_Data excerpts_.
---*---

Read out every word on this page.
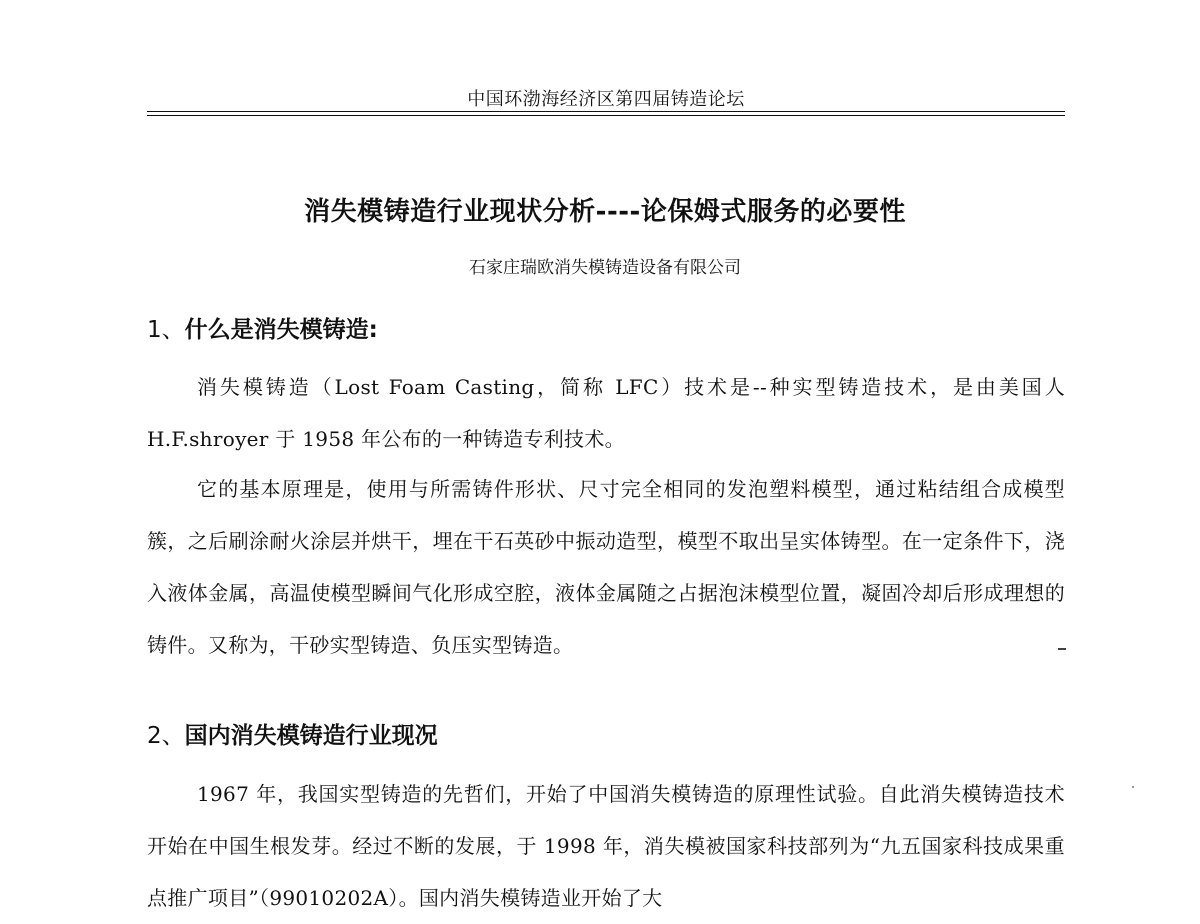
中国环渤海经济区第四届铸造论坛
消失模铸造行业现状分析----论保姆式服务的必要性
石家庄瑞欧消失模铸造设备有限公司
1、什么是消失模铸造:
消失模铸造（Lost Foam Casting，简称 LFC）技术是--种实型铸造技术，是由美国人 H.F.shroyer 于 1958 年公布的一种铸造专利技术。
它的基本原理是，使用与所需铸件形状、尺寸完全相同的发泡塑料模型，通过粘结组合成模型簇，之后刷涂耐火涂层并烘干，埋在干石英砂中振动造型，模型不取出呈实体铸型。在一定条件下，浇入液体金属，高温使模型瞬间气化形成空腔，液体金属随之占据泡沫模型位置，凝固冷却后形成理想的铸件。又称为，干砂实型铸造、负压实型铸造。
2、国内消失模铸造行业现况
1967 年，我国实型铸造的先哲们，开始了中国消失模铸造的原理性试验。自此消失模铸造技术开始在中国生根发芽。经过不断的发展，于 1998 年，消失模被国家科技部列为“九五国家科技成果重点推广项目”（99010202A）。国内消失模铸造业开始了大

---*---

_Task goal_.
Transcribe the full listing above exactly, with the images removed.

_Task result_.
Read out every word on this page.
中国环渤海经济区第四届铸造论坛
消失模铸造行业现状分析----论保姆式服务的必要性
石家庄瑞欧消失模铸造设备有限公司
1、什么是消失模铸造:
消失模铸造（Lost Foam Casting，简称 LFC）技术是--种实型铸造技术，是由美国人 H.F.shroyer 于 1958 年公布的一种铸造专利技术。
它的基本原理是，使用与所需铸件形状、尺寸完全相同的发泡塑料模型，通过粘结组合成模型簇，之后刷涂耐火涂层并烘干，埋在干石英砂中振动造型，模型不取出呈实体铸型。在一定条件下，浇入液体金属，高温使模型瞬间气化形成空腔，液体金属随之占据泡沫模型位置，凝固冷却后形成理想的铸件。又称为，干砂实型铸造、负压实型铸造。
2、国内消失模铸造行业现况
1967 年，我国实型铸造的先哲们，开始了中国消失模铸造的原理性试验。自此消失模铸造技术开始在中国生根发芽。经过不断的发展，于 1998 年，消失模被国家科技部列为“九五国家科技成果重点推广项目”（99010202A）。国内消失模铸造业开始了大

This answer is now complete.